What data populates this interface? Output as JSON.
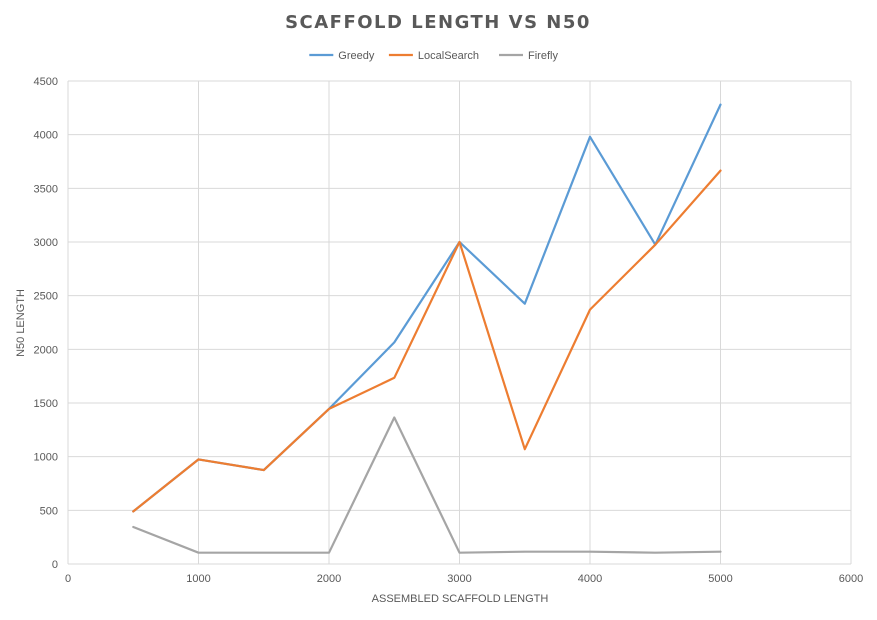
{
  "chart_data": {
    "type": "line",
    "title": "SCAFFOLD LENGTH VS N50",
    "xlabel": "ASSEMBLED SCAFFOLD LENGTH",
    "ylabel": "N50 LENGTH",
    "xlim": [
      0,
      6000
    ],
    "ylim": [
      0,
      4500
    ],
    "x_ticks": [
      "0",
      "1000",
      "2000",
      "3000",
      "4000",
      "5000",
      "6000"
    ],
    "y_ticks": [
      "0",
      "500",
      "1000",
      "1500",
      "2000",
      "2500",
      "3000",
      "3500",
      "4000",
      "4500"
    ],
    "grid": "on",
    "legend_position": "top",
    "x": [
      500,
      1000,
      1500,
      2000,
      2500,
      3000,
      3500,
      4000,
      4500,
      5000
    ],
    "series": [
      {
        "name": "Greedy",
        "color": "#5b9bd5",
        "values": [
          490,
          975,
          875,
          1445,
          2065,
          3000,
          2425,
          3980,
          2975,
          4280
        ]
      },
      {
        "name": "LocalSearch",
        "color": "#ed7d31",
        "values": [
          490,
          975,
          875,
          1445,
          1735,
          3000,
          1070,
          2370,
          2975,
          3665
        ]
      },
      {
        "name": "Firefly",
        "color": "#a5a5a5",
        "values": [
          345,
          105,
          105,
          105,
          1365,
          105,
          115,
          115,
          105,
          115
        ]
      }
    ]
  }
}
###
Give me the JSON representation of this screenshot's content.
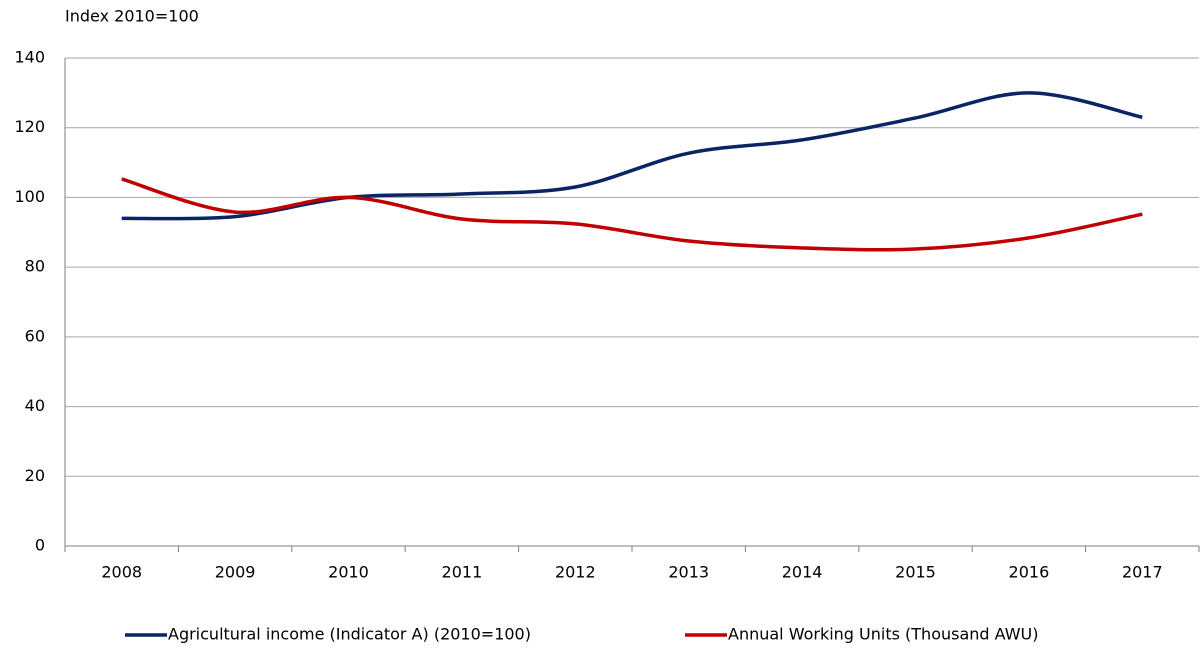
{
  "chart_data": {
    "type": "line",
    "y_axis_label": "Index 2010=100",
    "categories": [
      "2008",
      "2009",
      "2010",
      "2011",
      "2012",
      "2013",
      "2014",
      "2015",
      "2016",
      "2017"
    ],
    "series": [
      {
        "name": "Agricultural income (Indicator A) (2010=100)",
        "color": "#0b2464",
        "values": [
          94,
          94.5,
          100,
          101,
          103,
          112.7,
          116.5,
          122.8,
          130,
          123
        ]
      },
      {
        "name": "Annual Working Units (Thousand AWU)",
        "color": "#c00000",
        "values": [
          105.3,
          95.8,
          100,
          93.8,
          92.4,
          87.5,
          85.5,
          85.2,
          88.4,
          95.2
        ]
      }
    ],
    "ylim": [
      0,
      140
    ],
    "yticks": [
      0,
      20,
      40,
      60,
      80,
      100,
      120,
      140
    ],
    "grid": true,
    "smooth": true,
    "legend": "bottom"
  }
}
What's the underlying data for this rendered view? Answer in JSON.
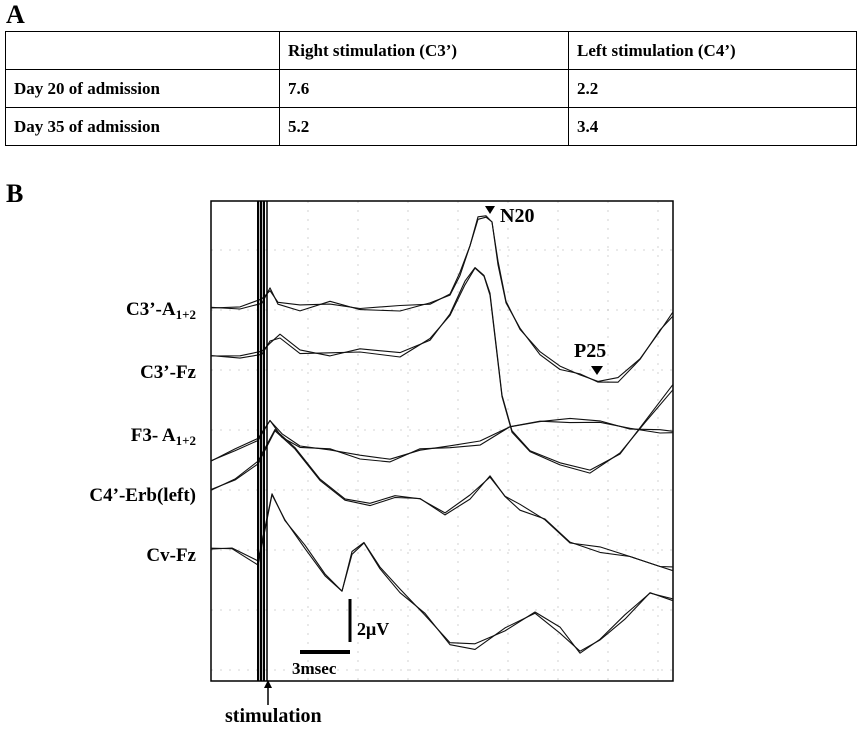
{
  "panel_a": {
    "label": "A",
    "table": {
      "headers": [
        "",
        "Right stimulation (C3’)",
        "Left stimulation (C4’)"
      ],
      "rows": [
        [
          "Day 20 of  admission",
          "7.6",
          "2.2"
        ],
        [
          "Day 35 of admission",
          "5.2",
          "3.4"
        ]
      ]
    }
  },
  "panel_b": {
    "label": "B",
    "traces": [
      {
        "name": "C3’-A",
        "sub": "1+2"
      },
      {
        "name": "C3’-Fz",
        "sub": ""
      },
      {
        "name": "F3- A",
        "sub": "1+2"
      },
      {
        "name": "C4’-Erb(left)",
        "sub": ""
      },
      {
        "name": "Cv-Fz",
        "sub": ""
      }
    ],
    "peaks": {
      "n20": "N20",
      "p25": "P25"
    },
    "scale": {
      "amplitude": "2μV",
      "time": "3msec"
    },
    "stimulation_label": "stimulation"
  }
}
###
WHAT YOU WILL DO: Track down the lines that include the word "this" and copy them.

ANSWER IN FULL:
What data populates this interface? Output as JSON.
Give me the JSON representation of this screenshot's content.
What's the underlying data for this rendered view? Answer in JSON.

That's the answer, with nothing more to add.